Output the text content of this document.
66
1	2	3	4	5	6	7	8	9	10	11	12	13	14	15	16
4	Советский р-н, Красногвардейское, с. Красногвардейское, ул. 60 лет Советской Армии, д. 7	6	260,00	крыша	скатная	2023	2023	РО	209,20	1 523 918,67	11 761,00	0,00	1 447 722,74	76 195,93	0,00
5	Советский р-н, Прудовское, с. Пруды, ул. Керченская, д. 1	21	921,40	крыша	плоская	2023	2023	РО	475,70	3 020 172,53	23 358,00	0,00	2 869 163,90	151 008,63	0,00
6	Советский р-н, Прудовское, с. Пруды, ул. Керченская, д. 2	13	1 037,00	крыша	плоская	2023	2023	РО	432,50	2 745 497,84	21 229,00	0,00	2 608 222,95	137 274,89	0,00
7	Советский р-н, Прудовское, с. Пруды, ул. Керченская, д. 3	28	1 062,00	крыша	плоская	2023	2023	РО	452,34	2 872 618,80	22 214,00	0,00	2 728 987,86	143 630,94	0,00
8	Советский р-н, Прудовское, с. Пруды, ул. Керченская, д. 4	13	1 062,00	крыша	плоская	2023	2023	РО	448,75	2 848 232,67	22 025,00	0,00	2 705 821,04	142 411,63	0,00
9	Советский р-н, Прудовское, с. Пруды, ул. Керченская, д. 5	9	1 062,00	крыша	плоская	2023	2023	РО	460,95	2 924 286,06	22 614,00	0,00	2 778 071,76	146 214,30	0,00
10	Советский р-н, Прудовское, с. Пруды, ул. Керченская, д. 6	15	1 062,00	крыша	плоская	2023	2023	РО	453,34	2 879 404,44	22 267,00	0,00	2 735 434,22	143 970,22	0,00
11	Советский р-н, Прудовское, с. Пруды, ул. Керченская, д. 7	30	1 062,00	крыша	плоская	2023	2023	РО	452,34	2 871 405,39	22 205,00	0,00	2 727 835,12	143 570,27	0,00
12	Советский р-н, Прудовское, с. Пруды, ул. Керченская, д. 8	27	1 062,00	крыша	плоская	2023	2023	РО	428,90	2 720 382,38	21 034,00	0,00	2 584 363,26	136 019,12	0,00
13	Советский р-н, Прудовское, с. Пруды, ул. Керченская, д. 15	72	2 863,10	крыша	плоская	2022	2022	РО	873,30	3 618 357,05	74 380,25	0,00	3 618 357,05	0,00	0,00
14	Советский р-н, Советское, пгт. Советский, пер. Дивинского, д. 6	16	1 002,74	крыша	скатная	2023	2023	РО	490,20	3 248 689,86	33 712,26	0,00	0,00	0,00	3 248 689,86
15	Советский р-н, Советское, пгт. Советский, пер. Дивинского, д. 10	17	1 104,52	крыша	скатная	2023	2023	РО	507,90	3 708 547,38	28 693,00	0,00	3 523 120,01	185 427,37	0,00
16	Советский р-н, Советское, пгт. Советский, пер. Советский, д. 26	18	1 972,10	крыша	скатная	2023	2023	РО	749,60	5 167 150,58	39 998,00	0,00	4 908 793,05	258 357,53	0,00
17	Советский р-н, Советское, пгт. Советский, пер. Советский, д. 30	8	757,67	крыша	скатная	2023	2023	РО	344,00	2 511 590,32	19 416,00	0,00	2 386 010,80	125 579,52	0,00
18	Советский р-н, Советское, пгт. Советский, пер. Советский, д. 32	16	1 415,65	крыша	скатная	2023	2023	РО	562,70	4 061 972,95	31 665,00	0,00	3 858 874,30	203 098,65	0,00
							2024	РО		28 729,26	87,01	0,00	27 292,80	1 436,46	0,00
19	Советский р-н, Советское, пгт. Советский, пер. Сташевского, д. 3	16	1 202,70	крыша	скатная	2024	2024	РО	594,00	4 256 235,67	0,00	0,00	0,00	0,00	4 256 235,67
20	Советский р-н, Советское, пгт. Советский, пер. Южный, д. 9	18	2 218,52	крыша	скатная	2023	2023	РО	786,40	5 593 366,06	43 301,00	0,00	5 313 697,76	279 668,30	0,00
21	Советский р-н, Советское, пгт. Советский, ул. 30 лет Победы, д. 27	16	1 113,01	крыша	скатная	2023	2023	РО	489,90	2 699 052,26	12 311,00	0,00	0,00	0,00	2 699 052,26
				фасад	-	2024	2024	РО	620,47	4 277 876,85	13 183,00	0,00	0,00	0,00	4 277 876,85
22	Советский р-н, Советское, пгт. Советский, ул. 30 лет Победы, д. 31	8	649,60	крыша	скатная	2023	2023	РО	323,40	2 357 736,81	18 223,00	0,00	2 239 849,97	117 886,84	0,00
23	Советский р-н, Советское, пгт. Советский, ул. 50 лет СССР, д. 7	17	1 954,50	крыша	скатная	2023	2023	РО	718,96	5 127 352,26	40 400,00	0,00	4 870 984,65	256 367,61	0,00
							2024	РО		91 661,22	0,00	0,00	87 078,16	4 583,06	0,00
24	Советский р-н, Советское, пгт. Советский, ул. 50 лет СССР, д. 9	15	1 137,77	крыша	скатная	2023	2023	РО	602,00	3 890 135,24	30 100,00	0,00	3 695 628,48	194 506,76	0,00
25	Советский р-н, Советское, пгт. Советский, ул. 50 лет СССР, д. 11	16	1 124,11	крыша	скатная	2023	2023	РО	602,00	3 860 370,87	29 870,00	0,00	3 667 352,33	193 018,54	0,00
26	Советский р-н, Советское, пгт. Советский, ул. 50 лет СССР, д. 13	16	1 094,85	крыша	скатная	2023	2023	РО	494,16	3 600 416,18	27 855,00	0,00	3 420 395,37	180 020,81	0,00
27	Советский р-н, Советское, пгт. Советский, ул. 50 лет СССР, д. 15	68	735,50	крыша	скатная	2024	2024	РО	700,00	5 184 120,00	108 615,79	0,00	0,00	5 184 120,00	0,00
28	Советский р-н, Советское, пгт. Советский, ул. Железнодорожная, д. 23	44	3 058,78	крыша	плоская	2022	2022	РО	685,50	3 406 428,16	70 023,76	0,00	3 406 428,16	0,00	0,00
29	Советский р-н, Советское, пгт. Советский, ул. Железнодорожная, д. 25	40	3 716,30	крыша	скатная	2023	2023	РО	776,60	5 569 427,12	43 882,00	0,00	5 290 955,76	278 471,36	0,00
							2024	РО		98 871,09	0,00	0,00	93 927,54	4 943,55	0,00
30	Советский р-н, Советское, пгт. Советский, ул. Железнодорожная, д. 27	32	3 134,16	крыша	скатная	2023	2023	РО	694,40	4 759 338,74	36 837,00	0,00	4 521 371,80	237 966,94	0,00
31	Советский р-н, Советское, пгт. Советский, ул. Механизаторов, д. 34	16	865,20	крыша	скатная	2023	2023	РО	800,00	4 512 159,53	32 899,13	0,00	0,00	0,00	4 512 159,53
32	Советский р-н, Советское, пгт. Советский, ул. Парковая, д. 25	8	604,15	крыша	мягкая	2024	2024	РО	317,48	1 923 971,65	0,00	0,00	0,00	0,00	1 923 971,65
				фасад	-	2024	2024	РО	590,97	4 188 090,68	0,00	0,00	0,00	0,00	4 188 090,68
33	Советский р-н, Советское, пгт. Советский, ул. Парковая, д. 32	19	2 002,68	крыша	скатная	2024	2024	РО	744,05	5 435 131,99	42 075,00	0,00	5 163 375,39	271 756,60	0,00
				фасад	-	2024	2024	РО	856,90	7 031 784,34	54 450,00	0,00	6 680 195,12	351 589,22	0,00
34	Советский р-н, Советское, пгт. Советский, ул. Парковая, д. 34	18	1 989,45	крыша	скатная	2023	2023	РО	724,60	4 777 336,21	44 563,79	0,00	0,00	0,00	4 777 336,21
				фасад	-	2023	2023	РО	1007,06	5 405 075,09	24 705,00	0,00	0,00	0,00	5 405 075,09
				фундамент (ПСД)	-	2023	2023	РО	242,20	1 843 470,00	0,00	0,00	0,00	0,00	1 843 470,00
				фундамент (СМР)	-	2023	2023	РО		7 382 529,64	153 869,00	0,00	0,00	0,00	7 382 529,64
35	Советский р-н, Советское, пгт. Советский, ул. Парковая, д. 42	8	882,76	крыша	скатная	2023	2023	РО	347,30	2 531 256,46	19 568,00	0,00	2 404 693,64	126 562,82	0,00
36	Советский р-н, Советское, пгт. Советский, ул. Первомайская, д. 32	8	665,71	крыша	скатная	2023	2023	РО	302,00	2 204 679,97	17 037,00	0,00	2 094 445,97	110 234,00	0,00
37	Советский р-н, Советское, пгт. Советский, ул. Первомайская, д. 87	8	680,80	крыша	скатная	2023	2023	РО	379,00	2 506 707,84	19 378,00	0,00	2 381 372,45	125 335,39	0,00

• • • •

WRITTEN INSTRUCTION: Using the material above, copy every line in which the string "плоская" occurs.

COMPLETE OUTPUT:
5	Советский р-н, Прудовское, с. Пруды, ул. Керченская, д. 1	21	921,40	крыша	плоская	2023	2023	РО	475,70	3 020 172,53	23 358,00	0,00	2 869 163,90	151 008,63	0,00
6	Советский р-н, Прудовское, с. Пруды, ул. Керченская, д. 2	13	1 037,00	крыша	плоская	2023	2023	РО	432,50	2 745 497,84	21 229,00	0,00	2 608 222,95	137 274,89	0,00
7	Советский р-н, Прудовское, с. Пруды, ул. Керченская, д. 3	28	1 062,00	крыша	плоская	2023	2023	РО	452,34	2 872 618,80	22 214,00	0,00	2 728 987,86	143 630,94	0,00
8	Советский р-н, Прудовское, с. Пруды, ул. Керченская, д. 4	13	1 062,00	крыша	плоская	2023	2023	РО	448,75	2 848 232,67	22 025,00	0,00	2 705 821,04	142 411,63	0,00
9	Советский р-н, Прудовское, с. Пруды, ул. Керченская, д. 5	9	1 062,00	крыша	плоская	2023	2023	РО	460,95	2 924 286,06	22 614,00	0,00	2 778 071,76	146 214,30	0,00
10	Советский р-н, Прудовское, с. Пруды, ул. Керченская, д. 6	15	1 062,00	крыша	плоская	2023	2023	РО	453,34	2 879 404,44	22 267,00	0,00	2 735 434,22	143 970,22	0,00
11	Советский р-н, Прудовское, с. Пруды, ул. Керченская, д. 7	30	1 062,00	крыша	плоская	2023	2023	РО	452,34	2 871 405,39	22 205,00	0,00	2 727 835,12	143 570,27	0,00
12	Советский р-н, Прудовское, с. Пруды, ул. Керченская, д. 8	27	1 062,00	крыша	плоская	2023	2023	РО	428,90	2 720 382,38	21 034,00	0,00	2 584 363,26	136 019,12	0,00
13	Советский р-н, Прудовское, с. Пруды, ул. Керченская, д. 15	72	2 863,10	крыша	плоская	2022	2022	РО	873,30	3 618 357,05	74 380,25	0,00	3 618 357,05	0,00	0,00
28	Советский р-н, Советское, пгт. Советский, ул. Железнодорожная, д. 23	44	3 058,78	крыша	плоская	2022	2022	РО	685,50	3 406 428,16	70 023,76	0,00	3 406 428,16	0,00	0,00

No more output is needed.